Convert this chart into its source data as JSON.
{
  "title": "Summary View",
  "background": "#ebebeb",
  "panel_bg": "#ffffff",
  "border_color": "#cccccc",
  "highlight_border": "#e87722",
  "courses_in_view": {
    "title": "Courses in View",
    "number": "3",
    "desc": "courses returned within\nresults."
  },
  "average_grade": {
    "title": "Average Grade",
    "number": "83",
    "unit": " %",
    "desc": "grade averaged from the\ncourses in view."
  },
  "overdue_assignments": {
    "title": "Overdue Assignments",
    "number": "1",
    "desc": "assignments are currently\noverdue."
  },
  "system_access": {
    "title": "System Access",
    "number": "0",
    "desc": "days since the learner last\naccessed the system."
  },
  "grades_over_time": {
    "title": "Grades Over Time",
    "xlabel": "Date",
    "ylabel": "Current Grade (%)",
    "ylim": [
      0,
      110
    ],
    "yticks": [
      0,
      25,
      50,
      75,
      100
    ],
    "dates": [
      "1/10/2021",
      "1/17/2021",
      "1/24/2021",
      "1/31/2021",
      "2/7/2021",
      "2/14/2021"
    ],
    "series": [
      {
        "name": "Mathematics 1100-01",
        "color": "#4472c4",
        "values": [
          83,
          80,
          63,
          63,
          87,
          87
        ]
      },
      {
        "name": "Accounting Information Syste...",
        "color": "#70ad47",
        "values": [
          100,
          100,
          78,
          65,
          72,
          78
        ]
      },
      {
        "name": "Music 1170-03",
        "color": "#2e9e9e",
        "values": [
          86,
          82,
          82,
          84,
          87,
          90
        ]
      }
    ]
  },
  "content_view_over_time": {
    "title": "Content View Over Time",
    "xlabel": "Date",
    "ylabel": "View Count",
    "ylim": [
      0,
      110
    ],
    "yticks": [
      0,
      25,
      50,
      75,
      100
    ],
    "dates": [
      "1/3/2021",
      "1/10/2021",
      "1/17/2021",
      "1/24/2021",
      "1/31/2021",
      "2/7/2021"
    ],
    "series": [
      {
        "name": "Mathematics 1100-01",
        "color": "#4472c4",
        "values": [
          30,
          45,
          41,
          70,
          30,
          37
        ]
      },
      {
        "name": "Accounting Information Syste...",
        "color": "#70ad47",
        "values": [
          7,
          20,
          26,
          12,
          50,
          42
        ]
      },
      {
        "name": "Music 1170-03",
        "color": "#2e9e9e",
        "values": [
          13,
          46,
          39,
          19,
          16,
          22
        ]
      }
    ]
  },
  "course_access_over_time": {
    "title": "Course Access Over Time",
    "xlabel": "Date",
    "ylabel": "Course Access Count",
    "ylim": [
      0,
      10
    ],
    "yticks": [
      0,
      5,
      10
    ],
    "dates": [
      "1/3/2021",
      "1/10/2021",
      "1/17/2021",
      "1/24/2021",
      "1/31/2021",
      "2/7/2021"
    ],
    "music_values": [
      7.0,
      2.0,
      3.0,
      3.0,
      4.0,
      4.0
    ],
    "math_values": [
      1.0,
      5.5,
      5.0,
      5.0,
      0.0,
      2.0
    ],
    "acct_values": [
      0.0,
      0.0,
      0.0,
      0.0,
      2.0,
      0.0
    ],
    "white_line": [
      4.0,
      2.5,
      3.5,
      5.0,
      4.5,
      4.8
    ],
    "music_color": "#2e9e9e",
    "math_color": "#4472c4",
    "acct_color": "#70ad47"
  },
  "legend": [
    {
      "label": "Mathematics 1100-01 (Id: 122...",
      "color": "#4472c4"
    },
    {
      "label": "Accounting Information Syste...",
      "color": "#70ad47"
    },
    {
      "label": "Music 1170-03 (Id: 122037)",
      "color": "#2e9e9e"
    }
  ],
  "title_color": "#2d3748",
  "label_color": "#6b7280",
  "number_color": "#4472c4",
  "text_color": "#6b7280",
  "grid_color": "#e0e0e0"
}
------------------------
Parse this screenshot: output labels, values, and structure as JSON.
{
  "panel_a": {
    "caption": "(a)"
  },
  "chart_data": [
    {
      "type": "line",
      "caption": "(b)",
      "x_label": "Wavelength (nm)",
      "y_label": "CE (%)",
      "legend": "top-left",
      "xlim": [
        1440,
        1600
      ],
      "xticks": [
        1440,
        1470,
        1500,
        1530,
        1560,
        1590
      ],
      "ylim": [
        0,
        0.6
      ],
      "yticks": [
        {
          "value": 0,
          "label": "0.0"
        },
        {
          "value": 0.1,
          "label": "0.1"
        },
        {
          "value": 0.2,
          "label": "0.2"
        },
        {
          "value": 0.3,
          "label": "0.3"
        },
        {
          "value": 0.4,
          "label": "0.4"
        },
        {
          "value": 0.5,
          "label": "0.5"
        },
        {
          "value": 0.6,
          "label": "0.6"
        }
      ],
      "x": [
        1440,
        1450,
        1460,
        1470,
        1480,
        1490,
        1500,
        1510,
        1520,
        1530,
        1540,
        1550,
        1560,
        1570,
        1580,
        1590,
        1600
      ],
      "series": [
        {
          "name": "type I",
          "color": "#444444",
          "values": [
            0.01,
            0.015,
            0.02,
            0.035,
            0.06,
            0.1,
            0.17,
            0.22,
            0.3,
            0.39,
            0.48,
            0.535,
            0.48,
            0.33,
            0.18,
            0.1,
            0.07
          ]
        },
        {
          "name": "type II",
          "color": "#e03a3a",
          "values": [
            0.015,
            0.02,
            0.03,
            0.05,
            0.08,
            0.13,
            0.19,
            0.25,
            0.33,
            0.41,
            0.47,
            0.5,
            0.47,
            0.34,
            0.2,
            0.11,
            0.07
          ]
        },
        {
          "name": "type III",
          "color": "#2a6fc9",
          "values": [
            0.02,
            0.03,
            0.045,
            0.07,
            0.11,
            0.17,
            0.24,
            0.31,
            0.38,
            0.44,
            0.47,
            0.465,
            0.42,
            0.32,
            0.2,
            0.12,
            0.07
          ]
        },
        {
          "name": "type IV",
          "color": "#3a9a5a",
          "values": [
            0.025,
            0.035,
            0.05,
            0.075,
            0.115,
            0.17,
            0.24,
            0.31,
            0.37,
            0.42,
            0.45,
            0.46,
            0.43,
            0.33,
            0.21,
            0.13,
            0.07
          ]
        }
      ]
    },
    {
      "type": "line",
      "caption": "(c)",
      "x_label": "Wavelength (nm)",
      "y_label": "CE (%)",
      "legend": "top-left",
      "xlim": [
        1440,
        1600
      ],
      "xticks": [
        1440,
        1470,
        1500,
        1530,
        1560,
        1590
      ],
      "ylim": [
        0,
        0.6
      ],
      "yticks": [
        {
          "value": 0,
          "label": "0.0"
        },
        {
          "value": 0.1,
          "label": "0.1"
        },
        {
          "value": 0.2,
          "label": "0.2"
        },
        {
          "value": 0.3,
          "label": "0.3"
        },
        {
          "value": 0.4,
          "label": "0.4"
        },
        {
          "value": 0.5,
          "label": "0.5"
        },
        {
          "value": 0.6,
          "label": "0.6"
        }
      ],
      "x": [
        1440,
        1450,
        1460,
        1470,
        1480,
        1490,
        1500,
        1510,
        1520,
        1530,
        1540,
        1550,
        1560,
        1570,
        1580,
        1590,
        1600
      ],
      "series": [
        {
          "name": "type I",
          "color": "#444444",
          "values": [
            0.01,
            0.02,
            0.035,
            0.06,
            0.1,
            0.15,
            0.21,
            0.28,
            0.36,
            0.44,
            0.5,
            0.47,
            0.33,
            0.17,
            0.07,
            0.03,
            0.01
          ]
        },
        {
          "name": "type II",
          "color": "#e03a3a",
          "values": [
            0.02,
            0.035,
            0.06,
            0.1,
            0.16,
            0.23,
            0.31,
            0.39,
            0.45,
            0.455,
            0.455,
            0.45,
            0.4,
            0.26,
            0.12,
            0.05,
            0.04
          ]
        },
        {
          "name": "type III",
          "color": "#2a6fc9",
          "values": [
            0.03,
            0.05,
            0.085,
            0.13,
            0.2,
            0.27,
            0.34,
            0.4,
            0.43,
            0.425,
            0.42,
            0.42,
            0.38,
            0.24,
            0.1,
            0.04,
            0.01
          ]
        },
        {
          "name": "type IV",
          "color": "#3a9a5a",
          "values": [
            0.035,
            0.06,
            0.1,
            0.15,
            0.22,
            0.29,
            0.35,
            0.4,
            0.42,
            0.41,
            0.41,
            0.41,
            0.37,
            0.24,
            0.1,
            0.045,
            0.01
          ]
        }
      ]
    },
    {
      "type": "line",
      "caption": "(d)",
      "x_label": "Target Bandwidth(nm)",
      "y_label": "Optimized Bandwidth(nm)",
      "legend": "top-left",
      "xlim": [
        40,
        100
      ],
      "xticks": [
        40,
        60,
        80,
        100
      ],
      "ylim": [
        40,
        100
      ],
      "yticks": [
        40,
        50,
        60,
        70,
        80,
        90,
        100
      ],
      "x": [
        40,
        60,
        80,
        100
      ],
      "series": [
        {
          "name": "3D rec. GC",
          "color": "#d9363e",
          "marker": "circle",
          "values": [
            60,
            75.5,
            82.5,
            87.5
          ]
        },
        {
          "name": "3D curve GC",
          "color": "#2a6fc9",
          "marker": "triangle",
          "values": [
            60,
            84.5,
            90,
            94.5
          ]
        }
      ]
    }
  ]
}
------------------------
WHAT THE TASK ASKS:
Wherever "caption" shows up in a line, copy that line.

WRITTEN ANSWER:
    "caption": "(a)"
      "caption": "(b)",
      "caption": "(c)",
      "caption": "(d)",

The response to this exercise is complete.